• [Record excerpts]:
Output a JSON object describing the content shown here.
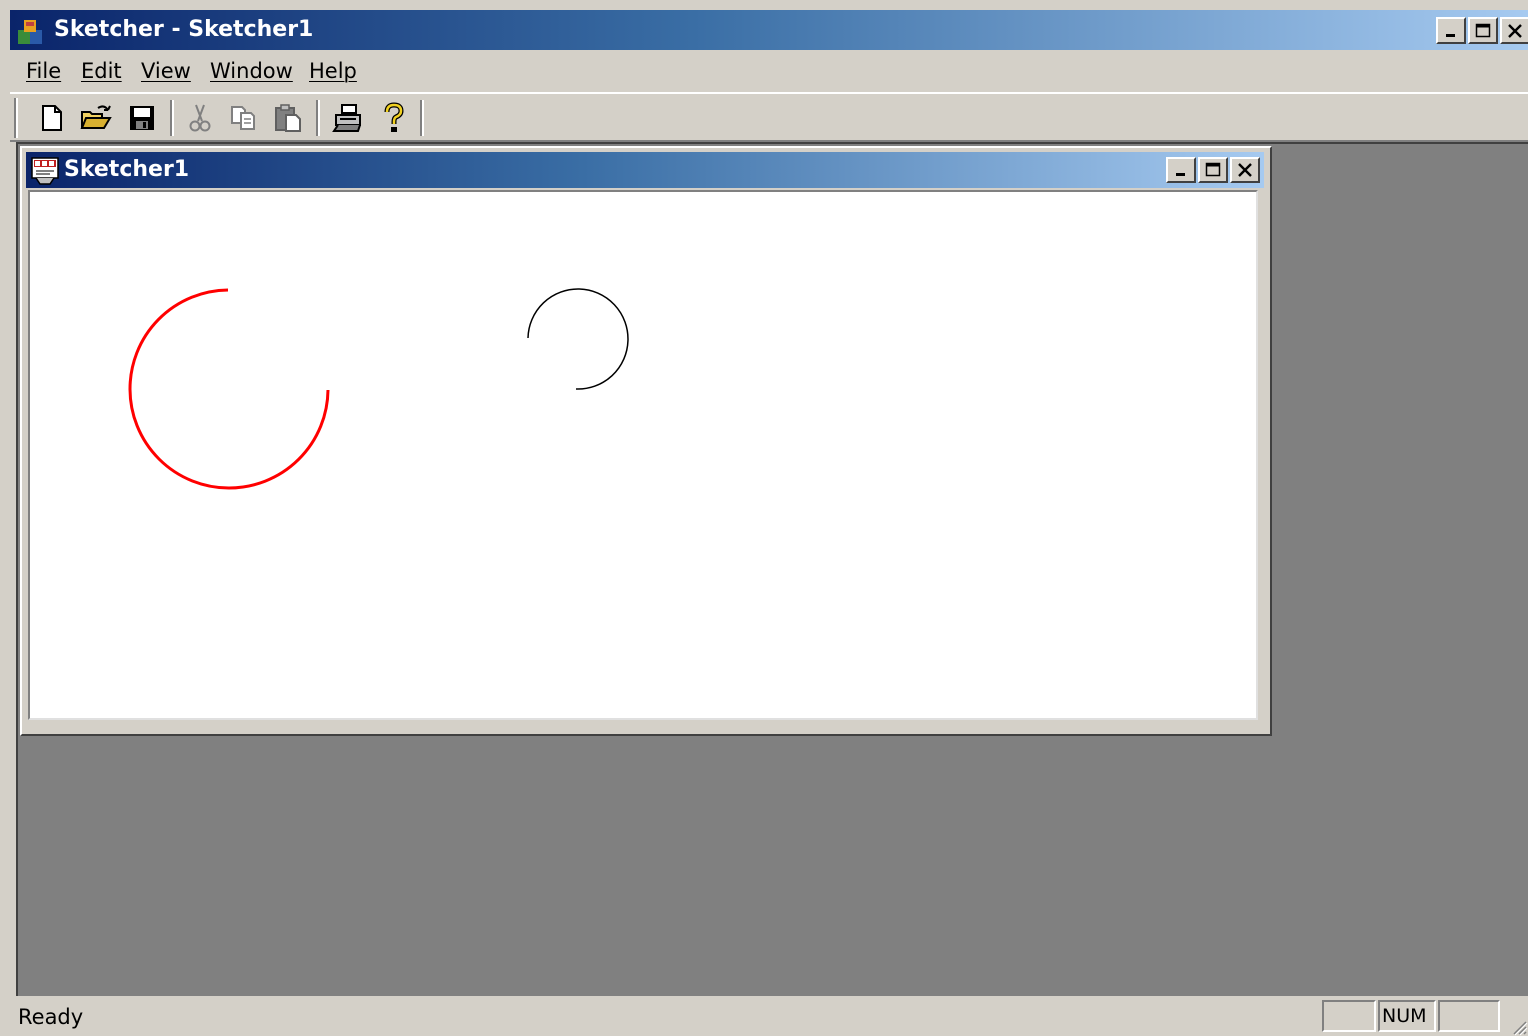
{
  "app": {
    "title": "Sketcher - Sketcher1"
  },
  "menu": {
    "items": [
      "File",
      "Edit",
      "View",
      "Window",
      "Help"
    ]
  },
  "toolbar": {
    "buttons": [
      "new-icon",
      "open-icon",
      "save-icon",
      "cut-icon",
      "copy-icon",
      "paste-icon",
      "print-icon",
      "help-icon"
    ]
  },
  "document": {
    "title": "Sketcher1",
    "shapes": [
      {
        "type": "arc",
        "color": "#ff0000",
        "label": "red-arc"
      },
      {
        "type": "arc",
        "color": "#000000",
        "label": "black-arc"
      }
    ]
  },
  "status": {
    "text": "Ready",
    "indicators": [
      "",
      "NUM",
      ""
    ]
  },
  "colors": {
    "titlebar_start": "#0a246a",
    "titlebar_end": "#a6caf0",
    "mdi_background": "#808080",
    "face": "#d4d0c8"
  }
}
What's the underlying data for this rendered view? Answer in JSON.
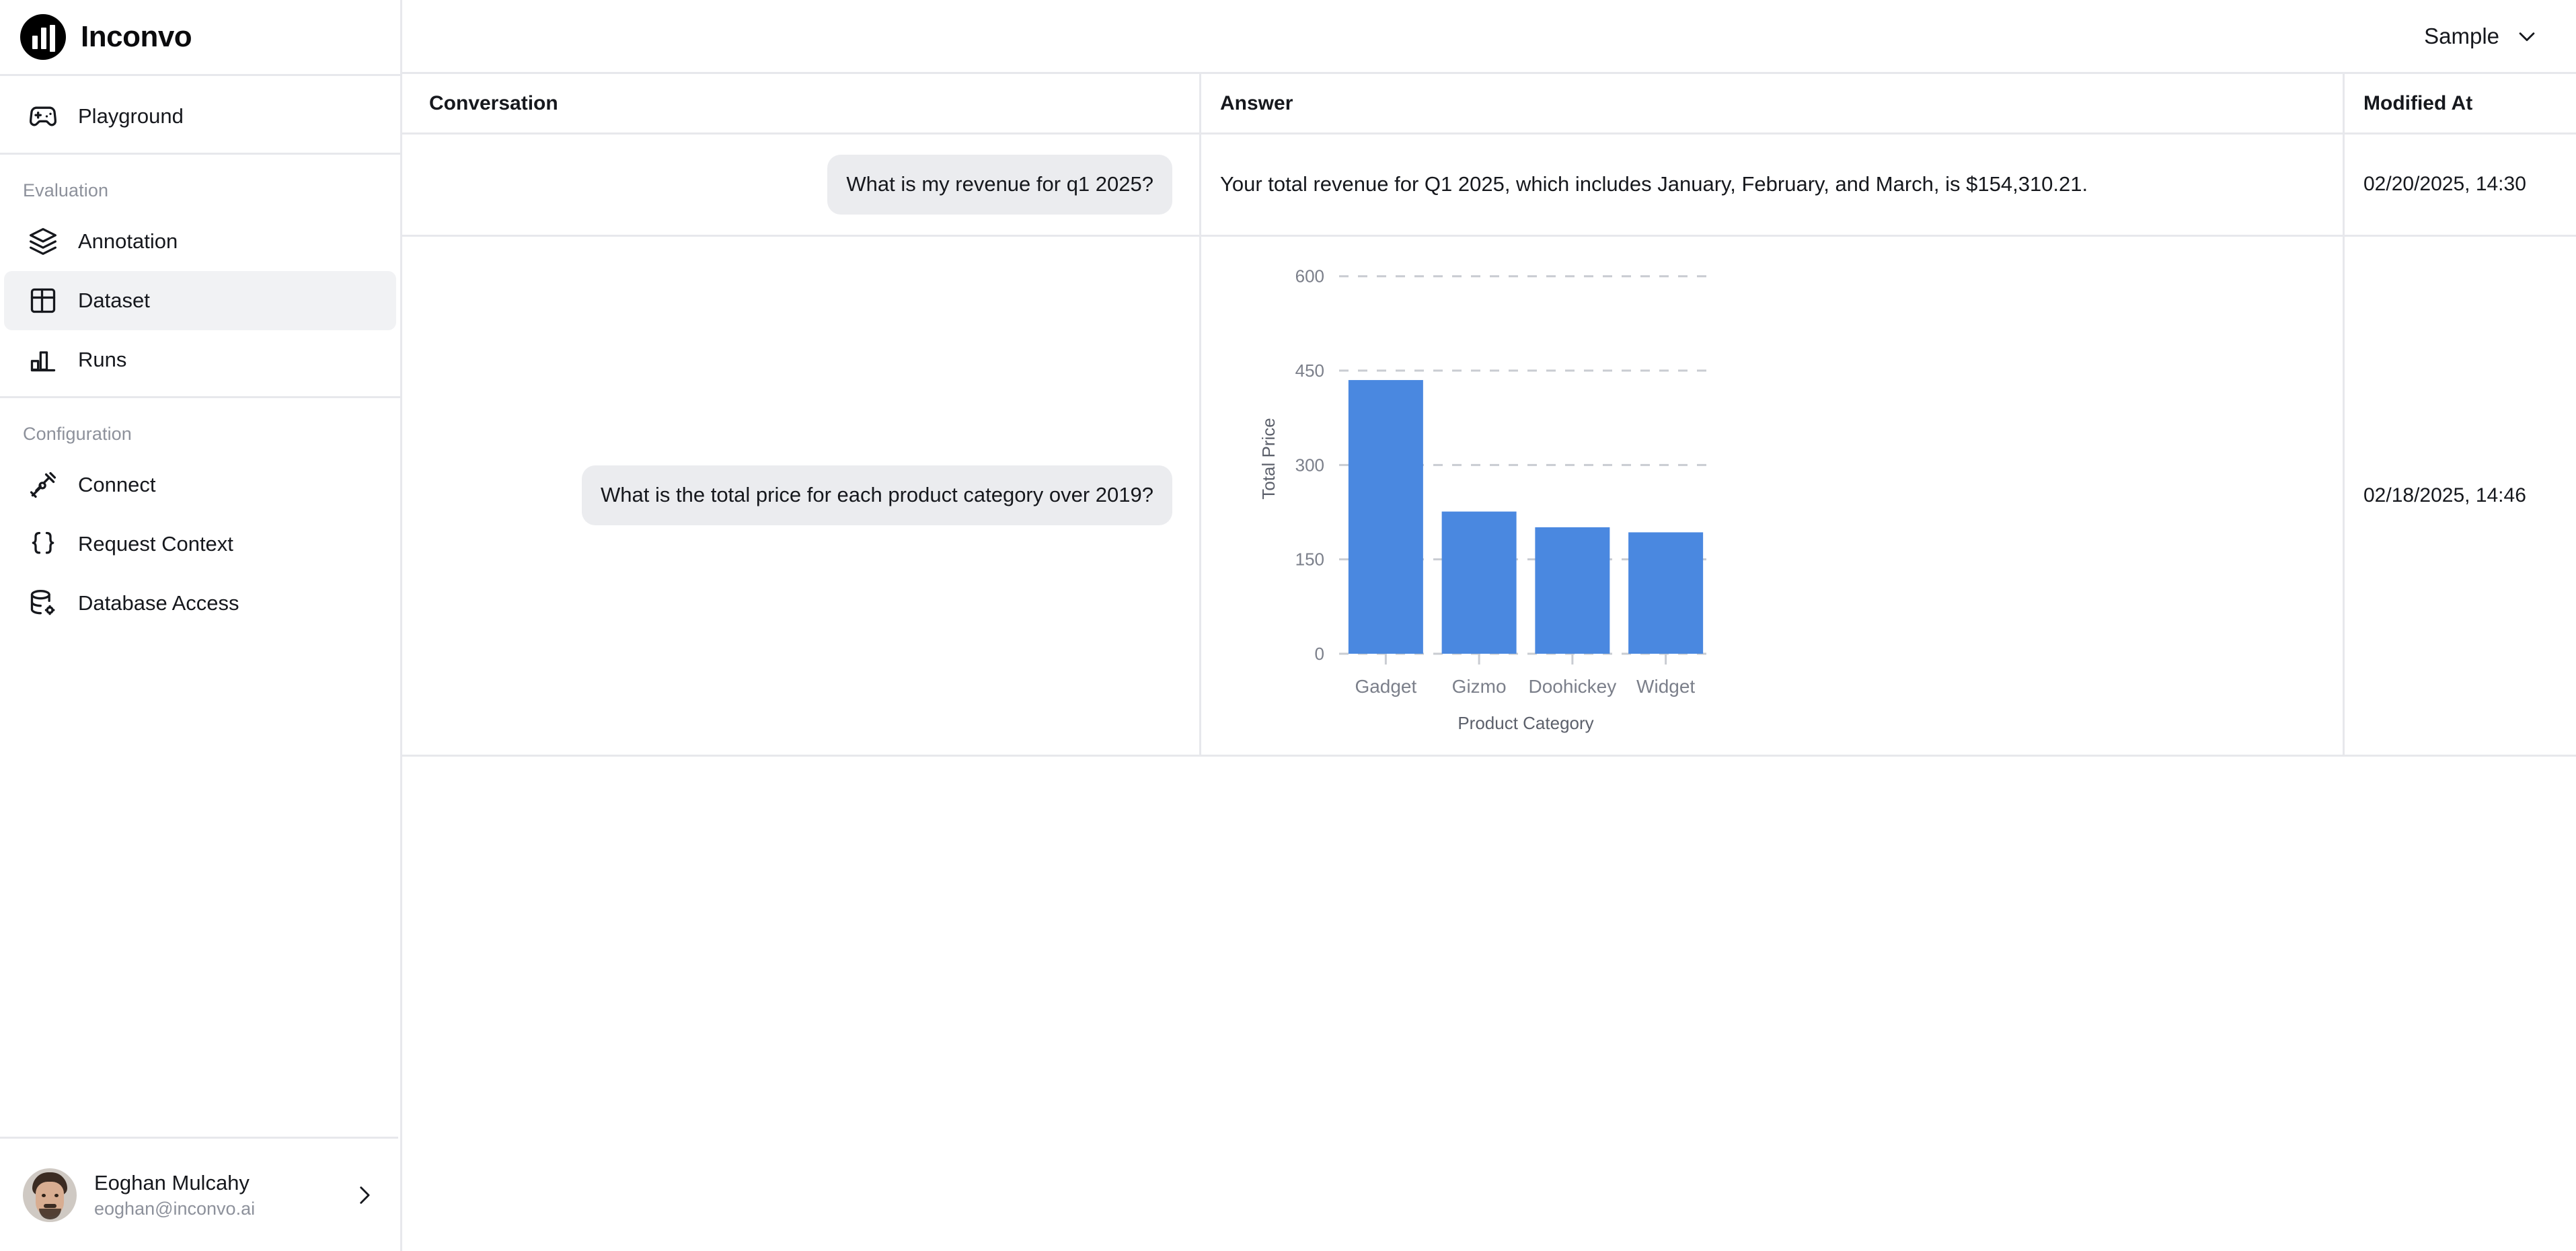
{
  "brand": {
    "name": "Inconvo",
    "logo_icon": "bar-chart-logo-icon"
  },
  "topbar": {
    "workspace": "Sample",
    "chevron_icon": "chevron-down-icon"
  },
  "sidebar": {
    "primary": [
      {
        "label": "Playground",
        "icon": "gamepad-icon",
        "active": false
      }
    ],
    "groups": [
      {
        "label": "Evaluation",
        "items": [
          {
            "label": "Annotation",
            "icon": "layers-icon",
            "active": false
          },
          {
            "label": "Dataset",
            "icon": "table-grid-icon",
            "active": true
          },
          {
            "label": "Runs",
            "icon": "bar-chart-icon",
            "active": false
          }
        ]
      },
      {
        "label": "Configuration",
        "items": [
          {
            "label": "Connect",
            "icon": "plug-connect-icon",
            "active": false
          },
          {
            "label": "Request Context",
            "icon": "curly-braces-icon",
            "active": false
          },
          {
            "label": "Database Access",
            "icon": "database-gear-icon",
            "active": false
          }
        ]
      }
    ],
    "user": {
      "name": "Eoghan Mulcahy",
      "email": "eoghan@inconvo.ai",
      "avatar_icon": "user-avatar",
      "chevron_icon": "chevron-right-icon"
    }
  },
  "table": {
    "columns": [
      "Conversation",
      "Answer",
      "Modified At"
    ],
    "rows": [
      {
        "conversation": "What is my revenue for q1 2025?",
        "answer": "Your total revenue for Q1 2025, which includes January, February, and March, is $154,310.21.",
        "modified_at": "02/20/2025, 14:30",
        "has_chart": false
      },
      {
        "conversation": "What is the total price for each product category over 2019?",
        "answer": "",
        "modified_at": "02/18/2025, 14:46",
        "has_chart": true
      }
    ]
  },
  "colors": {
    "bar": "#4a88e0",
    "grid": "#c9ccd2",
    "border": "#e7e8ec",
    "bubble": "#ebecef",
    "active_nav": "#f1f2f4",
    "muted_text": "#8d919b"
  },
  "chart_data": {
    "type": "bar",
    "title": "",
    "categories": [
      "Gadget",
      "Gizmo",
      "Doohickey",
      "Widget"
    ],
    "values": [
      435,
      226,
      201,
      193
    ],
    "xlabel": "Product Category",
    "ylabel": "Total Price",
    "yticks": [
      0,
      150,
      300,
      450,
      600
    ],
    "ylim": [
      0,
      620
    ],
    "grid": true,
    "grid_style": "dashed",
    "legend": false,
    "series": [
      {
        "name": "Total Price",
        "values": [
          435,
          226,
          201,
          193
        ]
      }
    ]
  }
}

• [Required work]: Leave out the pictures and copy everything else in the records word for word.

• [Answer below]:
Output a JSON object describing the content shown here.
{
  "app": {
    "title": "Sketcher - Sketcher1"
  },
  "menu": {
    "items": [
      "File",
      "Edit",
      "View",
      "Window",
      "Help"
    ]
  },
  "toolbar": {
    "buttons": [
      "new-icon",
      "open-icon",
      "save-icon",
      "cut-icon",
      "copy-icon",
      "paste-icon",
      "print-icon",
      "help-icon"
    ]
  },
  "document": {
    "title": "Sketcher1",
    "shapes": [
      {
        "type": "arc",
        "color": "#ff0000",
        "label": "red-arc"
      },
      {
        "type": "arc",
        "color": "#000000",
        "label": "black-arc"
      }
    ]
  },
  "status": {
    "text": "Ready",
    "indicators": [
      "",
      "NUM",
      ""
    ]
  },
  "colors": {
    "titlebar_start": "#0a246a",
    "titlebar_end": "#a6caf0",
    "mdi_background": "#808080",
    "face": "#d4d0c8"
  }
}
What's the underlying data for this rendered view? Answer in JSON.
{
  "brand": {
    "name": "Inconvo",
    "logo_icon": "bar-chart-logo-icon"
  },
  "topbar": {
    "workspace": "Sample",
    "chevron_icon": "chevron-down-icon"
  },
  "sidebar": {
    "primary": [
      {
        "label": "Playground",
        "icon": "gamepad-icon",
        "active": false
      }
    ],
    "groups": [
      {
        "label": "Evaluation",
        "items": [
          {
            "label": "Annotation",
            "icon": "layers-icon",
            "active": false
          },
          {
            "label": "Dataset",
            "icon": "table-grid-icon",
            "active": true
          },
          {
            "label": "Runs",
            "icon": "bar-chart-icon",
            "active": false
          }
        ]
      },
      {
        "label": "Configuration",
        "items": [
          {
            "label": "Connect",
            "icon": "plug-connect-icon",
            "active": false
          },
          {
            "label": "Request Context",
            "icon": "curly-braces-icon",
            "active": false
          },
          {
            "label": "Database Access",
            "icon": "database-gear-icon",
            "active": false
          }
        ]
      }
    ],
    "user": {
      "name": "Eoghan Mulcahy",
      "email": "eoghan@inconvo.ai",
      "avatar_icon": "user-avatar",
      "chevron_icon": "chevron-right-icon"
    }
  },
  "table": {
    "columns": [
      "Conversation",
      "Answer",
      "Modified At"
    ],
    "rows": [
      {
        "conversation": "What is my revenue for q1 2025?",
        "answer": "Your total revenue for Q1 2025, which includes January, February, and March, is $154,310.21.",
        "modified_at": "02/20/2025, 14:30",
        "has_chart": false
      },
      {
        "conversation": "What is the total price for each product category over 2019?",
        "answer": "",
        "modified_at": "02/18/2025, 14:46",
        "has_chart": true
      }
    ]
  },
  "colors": {
    "bar": "#4a88e0",
    "grid": "#c9ccd2",
    "border": "#e7e8ec",
    "bubble": "#ebecef",
    "active_nav": "#f1f2f4",
    "muted_text": "#8d919b"
  },
  "chart_data": {
    "type": "bar",
    "title": "",
    "categories": [
      "Gadget",
      "Gizmo",
      "Doohickey",
      "Widget"
    ],
    "values": [
      435,
      226,
      201,
      193
    ],
    "xlabel": "Product Category",
    "ylabel": "Total Price",
    "yticks": [
      0,
      150,
      300,
      450,
      600
    ],
    "ylim": [
      0,
      620
    ],
    "grid": true,
    "grid_style": "dashed",
    "legend": false,
    "series": [
      {
        "name": "Total Price",
        "values": [
          435,
          226,
          201,
          193
        ]
      }
    ]
  }
}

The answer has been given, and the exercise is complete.